== To do ==
Count every line that has "true" in it and give the total, nothing more.

== Task input ==
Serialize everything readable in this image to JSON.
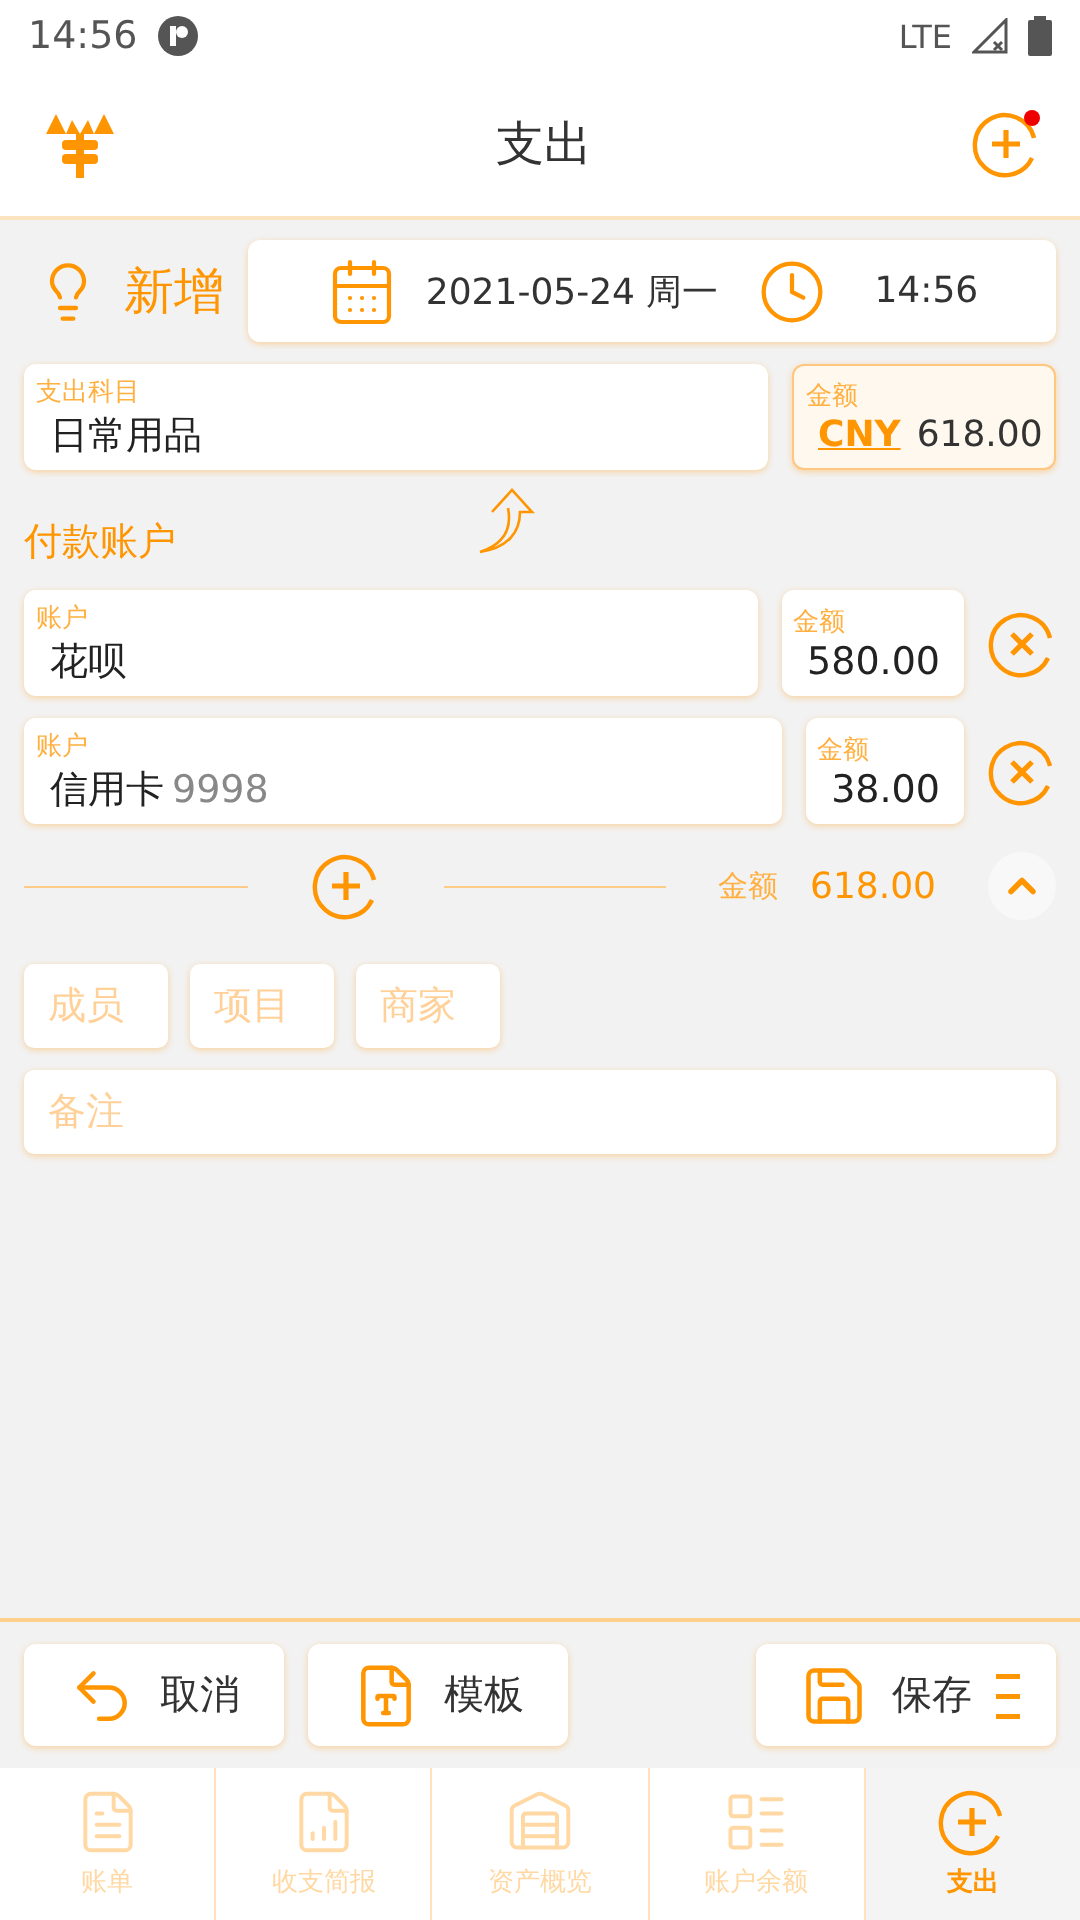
{
  "status_bar": {
    "time": "14:56",
    "network": "LTE"
  },
  "header": {
    "title": "支出",
    "notification": true
  },
  "entry": {
    "mode": "新增",
    "date": "2021-05-24 周一",
    "time": "14:56"
  },
  "category": {
    "label": "支出科目",
    "value": "日常用品"
  },
  "amount": {
    "label": "金额",
    "currency": "CNY",
    "value": "618.00"
  },
  "payment": {
    "title": "付款账户",
    "accounts": [
      {
        "label": "账户",
        "name": "花呗",
        "amount_label": "金额",
        "amount": "580.00"
      },
      {
        "label": "账户",
        "name": "信用卡",
        "suffix": "9998",
        "amount_label": "金额",
        "amount": "38.00"
      }
    ],
    "total_label": "金额",
    "total": "618.00",
    "expanded": true
  },
  "tags": [
    {
      "placeholder": "成员"
    },
    {
      "placeholder": "项目"
    },
    {
      "placeholder": "商家"
    }
  ],
  "note": {
    "placeholder": "备注"
  },
  "actions": [
    {
      "kind": "cancel",
      "label": "取消"
    },
    {
      "kind": "template",
      "label": "模板"
    },
    {
      "kind": "save",
      "label": "保存"
    }
  ],
  "tabs": [
    {
      "label": "账单",
      "selected": false
    },
    {
      "label": "收支简报",
      "selected": false
    },
    {
      "label": "资产概览",
      "selected": false
    },
    {
      "label": "账户余额",
      "selected": false
    },
    {
      "label": "支出",
      "selected": true
    }
  ]
}
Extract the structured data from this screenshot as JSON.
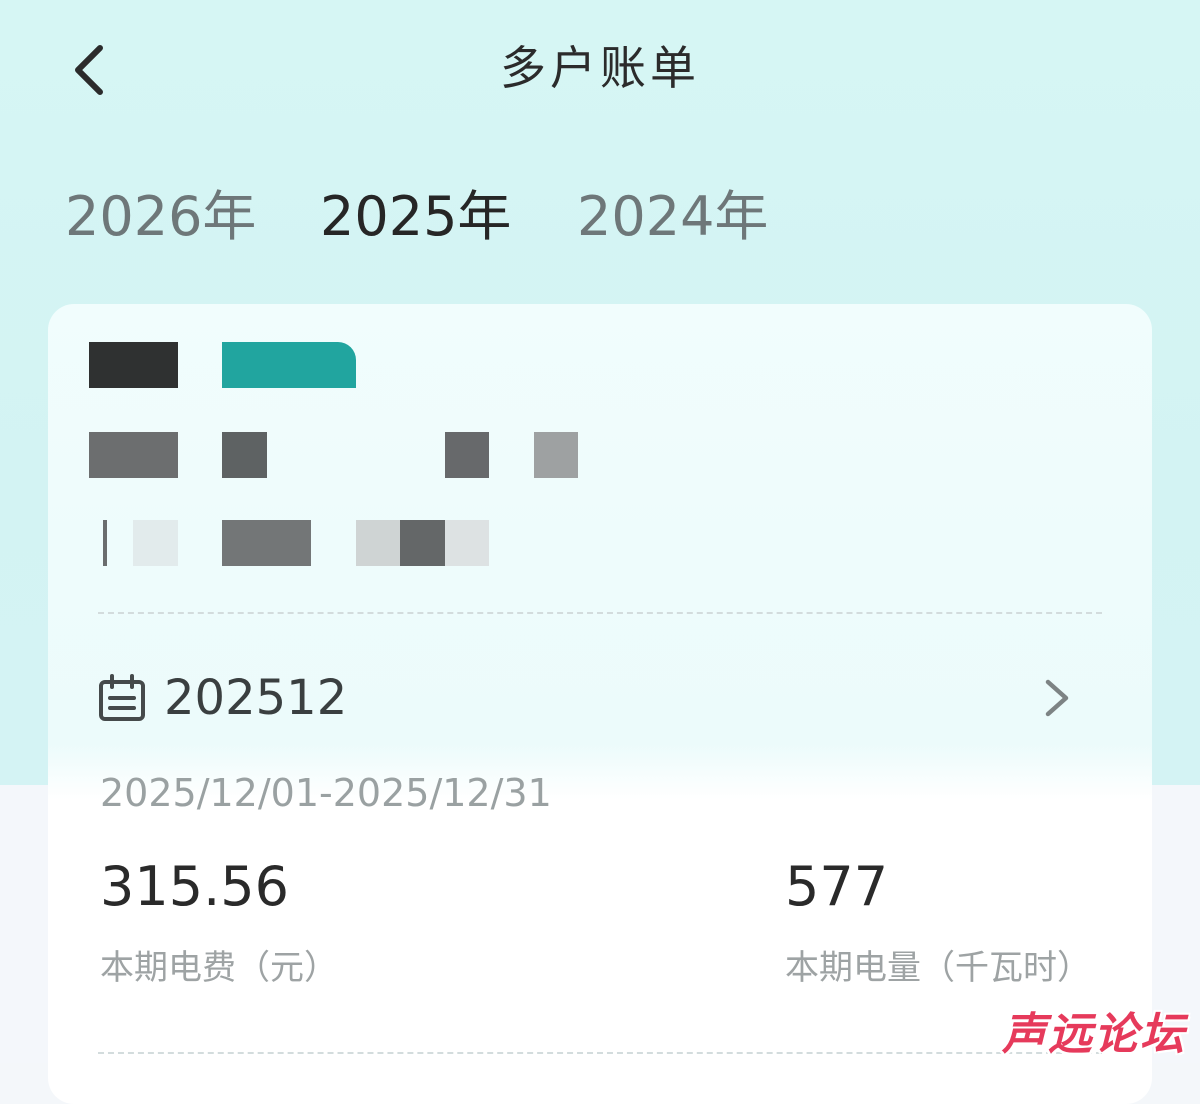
{
  "header": {
    "title": "多户账单"
  },
  "year_tabs": [
    {
      "label": "2026年",
      "selected": false
    },
    {
      "label": "2025年",
      "selected": true
    },
    {
      "label": "2024年",
      "selected": false
    }
  ],
  "bill": {
    "period": "202512",
    "date_range": "2025/12/01-2025/12/31",
    "fee": {
      "value": "315.56",
      "label": "本期电费（元）"
    },
    "usage": {
      "value": "577",
      "label": "本期电量（千瓦时）"
    }
  },
  "watermark": "声远论坛",
  "colors": {
    "accent": "#1fa6a0",
    "background_top": "#d4f4f3",
    "watermark": "#e63a5b"
  },
  "icons": {
    "back": "chevron-left-icon",
    "calendar": "calendar-icon",
    "forward": "chevron-right-icon"
  }
}
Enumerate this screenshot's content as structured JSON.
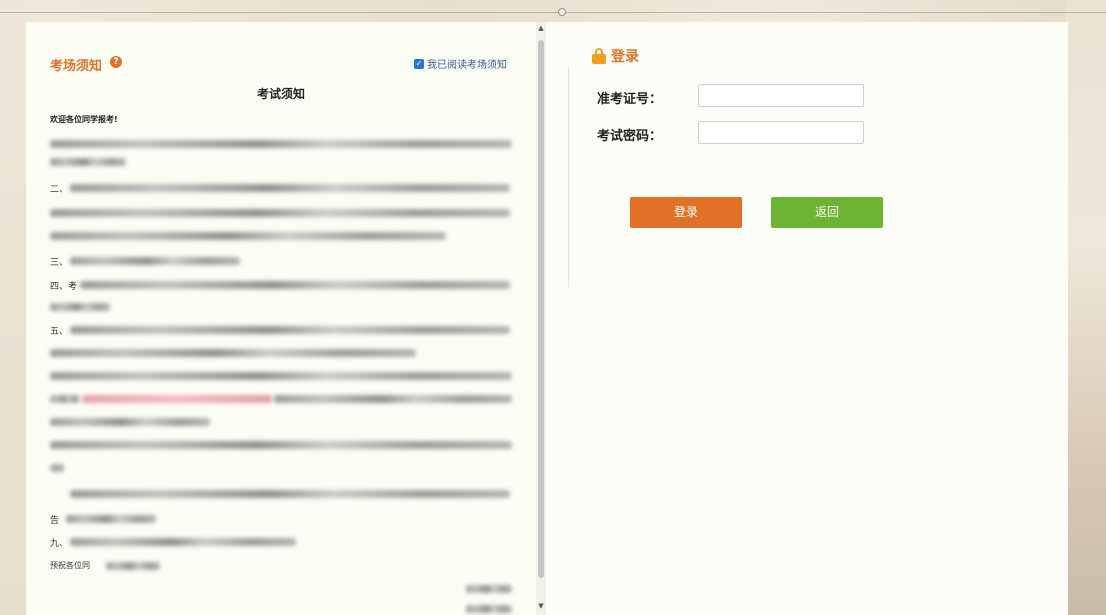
{
  "notice": {
    "title": "考场须知",
    "agree_label": "我已阅读考场须知",
    "agree_checked": true,
    "doc_title": "考试须知",
    "welcome": "欢迎各位同学报考!",
    "markers": [
      "二、",
      "三、",
      "四、考",
      "五、",
      "九、",
      "告",
      "预祝各位同"
    ]
  },
  "login": {
    "title": "登录",
    "ticket_label": "准考证号：",
    "ticket_value": "",
    "password_label": "考试密码：",
    "password_value": "",
    "login_button": "登录",
    "back_button": "返回"
  },
  "colors": {
    "accent": "#e0712a",
    "login_button": "#e07127",
    "back_button": "#6db432"
  }
}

== Solution ==
5